Under this task are some entries; return every one of them exactly.

• _Provided data_:
(begin)

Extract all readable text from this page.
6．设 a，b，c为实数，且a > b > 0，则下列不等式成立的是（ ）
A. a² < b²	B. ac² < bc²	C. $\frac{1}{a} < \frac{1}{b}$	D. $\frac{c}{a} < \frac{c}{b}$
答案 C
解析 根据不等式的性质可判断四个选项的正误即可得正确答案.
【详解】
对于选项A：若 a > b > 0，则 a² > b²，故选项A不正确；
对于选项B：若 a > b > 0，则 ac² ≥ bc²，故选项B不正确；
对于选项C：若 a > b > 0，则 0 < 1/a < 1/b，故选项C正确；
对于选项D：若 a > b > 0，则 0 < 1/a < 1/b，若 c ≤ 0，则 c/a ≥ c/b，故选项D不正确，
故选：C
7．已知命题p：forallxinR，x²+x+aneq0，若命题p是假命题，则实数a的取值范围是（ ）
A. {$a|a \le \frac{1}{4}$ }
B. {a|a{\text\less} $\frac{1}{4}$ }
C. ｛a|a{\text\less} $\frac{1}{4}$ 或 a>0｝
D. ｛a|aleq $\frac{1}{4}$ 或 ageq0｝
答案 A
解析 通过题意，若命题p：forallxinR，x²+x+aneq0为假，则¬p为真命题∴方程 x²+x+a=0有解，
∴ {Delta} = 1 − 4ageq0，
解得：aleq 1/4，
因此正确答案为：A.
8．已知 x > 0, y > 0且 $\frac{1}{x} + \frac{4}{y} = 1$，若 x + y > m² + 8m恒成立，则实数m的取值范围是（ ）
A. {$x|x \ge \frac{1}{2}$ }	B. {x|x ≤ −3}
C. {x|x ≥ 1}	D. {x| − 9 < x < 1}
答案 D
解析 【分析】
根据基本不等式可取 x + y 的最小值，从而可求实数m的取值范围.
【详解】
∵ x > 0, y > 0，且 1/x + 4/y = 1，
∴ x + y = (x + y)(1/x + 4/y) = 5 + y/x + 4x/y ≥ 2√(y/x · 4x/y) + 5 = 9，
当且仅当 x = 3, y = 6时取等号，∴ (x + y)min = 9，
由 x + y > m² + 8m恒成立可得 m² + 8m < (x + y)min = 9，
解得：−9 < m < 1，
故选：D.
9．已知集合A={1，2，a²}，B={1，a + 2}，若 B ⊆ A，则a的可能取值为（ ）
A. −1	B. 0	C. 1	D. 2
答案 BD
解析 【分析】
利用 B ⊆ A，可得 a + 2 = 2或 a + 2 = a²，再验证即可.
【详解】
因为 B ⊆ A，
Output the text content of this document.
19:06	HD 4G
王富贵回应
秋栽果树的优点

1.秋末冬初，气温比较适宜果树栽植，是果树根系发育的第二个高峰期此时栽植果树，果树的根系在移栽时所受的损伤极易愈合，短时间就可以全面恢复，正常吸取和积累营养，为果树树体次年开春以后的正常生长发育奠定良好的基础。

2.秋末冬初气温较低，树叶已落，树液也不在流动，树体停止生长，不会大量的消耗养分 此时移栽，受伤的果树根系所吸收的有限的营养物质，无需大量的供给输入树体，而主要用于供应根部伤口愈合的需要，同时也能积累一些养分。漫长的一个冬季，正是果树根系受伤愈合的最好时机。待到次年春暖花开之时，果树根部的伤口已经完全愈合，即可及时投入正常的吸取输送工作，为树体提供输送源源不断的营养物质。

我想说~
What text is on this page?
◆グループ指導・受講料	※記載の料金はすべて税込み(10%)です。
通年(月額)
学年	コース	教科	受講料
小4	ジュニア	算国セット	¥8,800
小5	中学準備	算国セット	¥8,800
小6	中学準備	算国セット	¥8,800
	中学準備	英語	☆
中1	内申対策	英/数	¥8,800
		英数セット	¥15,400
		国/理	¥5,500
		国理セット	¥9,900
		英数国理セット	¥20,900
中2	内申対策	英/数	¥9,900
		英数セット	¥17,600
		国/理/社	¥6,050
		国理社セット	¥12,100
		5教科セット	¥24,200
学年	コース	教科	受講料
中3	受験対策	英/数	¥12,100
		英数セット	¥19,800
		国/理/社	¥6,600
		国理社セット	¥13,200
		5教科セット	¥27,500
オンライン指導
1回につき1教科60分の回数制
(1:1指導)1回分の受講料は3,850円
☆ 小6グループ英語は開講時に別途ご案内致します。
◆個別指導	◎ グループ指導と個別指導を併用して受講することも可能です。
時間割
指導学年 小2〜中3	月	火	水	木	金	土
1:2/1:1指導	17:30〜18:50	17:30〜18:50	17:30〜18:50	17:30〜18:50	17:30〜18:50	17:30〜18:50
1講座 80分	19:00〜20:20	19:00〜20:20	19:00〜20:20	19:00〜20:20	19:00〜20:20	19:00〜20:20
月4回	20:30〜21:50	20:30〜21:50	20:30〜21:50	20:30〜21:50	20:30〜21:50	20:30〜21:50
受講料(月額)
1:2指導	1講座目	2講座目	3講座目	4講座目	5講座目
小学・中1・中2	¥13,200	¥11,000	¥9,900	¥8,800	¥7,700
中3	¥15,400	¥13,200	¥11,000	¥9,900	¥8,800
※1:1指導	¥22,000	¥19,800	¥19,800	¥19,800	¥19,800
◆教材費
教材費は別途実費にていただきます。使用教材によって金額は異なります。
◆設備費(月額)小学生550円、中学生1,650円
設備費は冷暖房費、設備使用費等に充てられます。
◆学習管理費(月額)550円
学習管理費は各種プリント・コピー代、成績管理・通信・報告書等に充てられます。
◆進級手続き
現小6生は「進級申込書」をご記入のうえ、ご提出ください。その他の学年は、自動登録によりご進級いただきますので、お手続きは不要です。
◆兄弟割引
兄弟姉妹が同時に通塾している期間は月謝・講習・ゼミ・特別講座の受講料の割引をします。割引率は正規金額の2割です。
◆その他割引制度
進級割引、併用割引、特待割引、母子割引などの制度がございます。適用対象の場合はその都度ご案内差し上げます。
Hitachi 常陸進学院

(end)

• _Task response_:
Extract all readable text from this page.
6．设 a，b，c为实数，且a > b > 0，则下列不等式成立的是（ ）
A. a² < b²	B. ac² < bc²	C. $\frac{1}{a} < \frac{1}{b}$	D. $\frac{c}{a} < \frac{c}{b}$
答案 C
解析 根据不等式的性质可判断四个选项的正误即可得正确答案.
【详解】
对于选项A：若 a > b > 0，则 a² > b²，故选项A不正确；
对于选项B：若 a > b > 0，则 ac² ≥ bc²，故选项B不正确；
对于选项C：若 a > b > 0，则 0 < 1/a < 1/b，故选项C正确；
对于选项D：若 a > b > 0，则 0 < 1/a < 1/b，若 c ≤ 0，则 c/a ≥ c/b，故选项D不正确，
故选：C
7．已知命题p：forallxinR，x²+x+aneq0，若命题p是假命题，则实数a的取值范围是（ ）
A. {$a|a \le \frac{1}{4}$ }
B. {a|a{\text\less} $\frac{1}{4}$ }
C. ｛a|a{\text\less} $\frac{1}{4}$ 或 a>0｝
D. ｛a|aleq $\frac{1}{4}$ 或 ageq0｝
答案 A
解析 通过题意，若命题p：forallxinR，x²+x+aneq0为假，则¬p为真命题∴方程 x²+x+a=0有解，
∴ {Delta} = 1 − 4ageq0，
解得：aleq 1/4，
因此正确答案为：A.
8．已知 x > 0, y > 0且 $\frac{1}{x} + \frac{4}{y} = 1$，若 x + y > m² + 8m恒成立，则实数m的取值范围是（ ）
A. {$x|x \ge \frac{1}{2}$ }	B. {x|x ≤ −3}
C. {x|x ≥ 1}	D. {x| − 9 < x < 1}
答案 D
解析 【分析】
根据基本不等式可取 x + y 的最小值，从而可求实数m的取值范围.
【详解】
∵ x > 0, y > 0，且 1/x + 4/y = 1，
∴ x + y = (x + y)(1/x + 4/y) = 5 + y/x + 4x/y ≥ 2√(y/x · 4x/y) + 5 = 9，
当且仅当 x = 3, y = 6时取等号，∴ (x + y)min = 9，
由 x + y > m² + 8m恒成立可得 m² + 8m < (x + y)min = 9，
解得：−9 < m < 1，
故选：D.
9．已知集合A={1，2，a²}，B={1，a + 2}，若 B ⊆ A，则a的可能取值为（ ）
A. −1	B. 0	C. 1	D. 2
答案 BD
解析 【分析】
利用 B ⊆ A，可得 a + 2 = 2或 a + 2 = a²，再验证即可.
【详解】
因为 B ⊆ A，
Output the text content of this document.
19:06	HD 4G
王富贵回应
秋栽果树的优点

1.秋末冬初，气温比较适宜果树栽植，是果树根系发育的第二个高峰期此时栽植果树，果树的根系在移栽时所受的损伤极易愈合，短时间就可以全面恢复，正常吸取和积累营养，为果树树体次年开春以后的正常生长发育奠定良好的基础。

2.秋末冬初气温较低，树叶已落，树液也不在流动，树体停止生长，不会大量的消耗养分 此时移栽，受伤的果树根系所吸收的有限的营养物质，无需大量的供给输入树体，而主要用于供应根部伤口愈合的需要，同时也能积累一些养分。漫长的一个冬季，正是果树根系受伤愈合的最好时机。待到次年春暖花开之时，果树根部的伤口已经完全愈合，即可及时投入正常的吸取输送工作，为树体提供输送源源不断的营养物质。

我想说~
What text is on this page?
◆グループ指導・受講料	※記載の料金はすべて税込み(10%)です。
通年(月額)
学年	コース	教科	受講料
小4	ジュニア	算国セット	¥8,800
小5	中学準備	算国セット	¥8,800
小6	中学準備	算国セット	¥8,800
	中学準備	英語	☆
中1	内申対策	英/数	¥8,800
		英数セット	¥15,400
		国/理	¥5,500
		国理セット	¥9,900
		英数国理セット	¥20,900
中2	内申対策	英/数	¥9,900
		英数セット	¥17,600
		国/理/社	¥6,050
		国理社セット	¥12,100
		5教科セット	¥24,200
学年	コース	教科	受講料
中3	受験対策	英/数	¥12,100
		英数セット	¥19,800
		国/理/社	¥6,600
		国理社セット	¥13,200
		5教科セット	¥27,500
オンライン指導
1回につき1教科60分の回数制
(1:1指導)1回分の受講料は3,850円
☆ 小6グループ英語は開講時に別途ご案内致します。
◆個別指導	◎ グループ指導と個別指導を併用して受講することも可能です。
時間割
指導学年 小2〜中3	月	火	水	木	金	土
1:2/1:1指導	17:30〜18:50	17:30〜18:50	17:30〜18:50	17:30〜18:50	17:30〜18:50	17:30〜18:50
1講座 80分	19:00〜20:20	19:00〜20:20	19:00〜20:20	19:00〜20:20	19:00〜20:20	19:00〜20:20
月4回	20:30〜21:50	20:30〜21:50	20:30〜21:50	20:30〜21:50	20:30〜21:50	20:30〜21:50
受講料(月額)
1:2指導	1講座目	2講座目	3講座目	4講座目	5講座目
小学・中1・中2	¥13,200	¥11,000	¥9,900	¥8,800	¥7,700
中3	¥15,400	¥13,200	¥11,000	¥9,900	¥8,800
※1:1指導	¥22,000	¥19,800	¥19,800	¥19,800	¥19,800
◆教材費
教材費は別途実費にていただきます。使用教材によって金額は異なります。
◆設備費(月額)小学生550円、中学生1,650円
設備費は冷暖房費、設備使用費等に充てられます。
◆学習管理費(月額)550円
学習管理費は各種プリント・コピー代、成績管理・通信・報告書等に充てられます。
◆進級手続き
現小6生は「進級申込書」をご記入のうえ、ご提出ください。その他の学年は、自動登録によりご進級いただきますので、お手続きは不要です。
◆兄弟割引
兄弟姉妹が同時に通塾している期間は月謝・講習・ゼミ・特別講座の受講料の割引をします。割引率は正規金額の2割です。
◆その他割引制度
進級割引、併用割引、特待割引、母子割引などの制度がございます。適用対象の場合はその都度ご案内差し上げます。
Hitachi 常陸進学院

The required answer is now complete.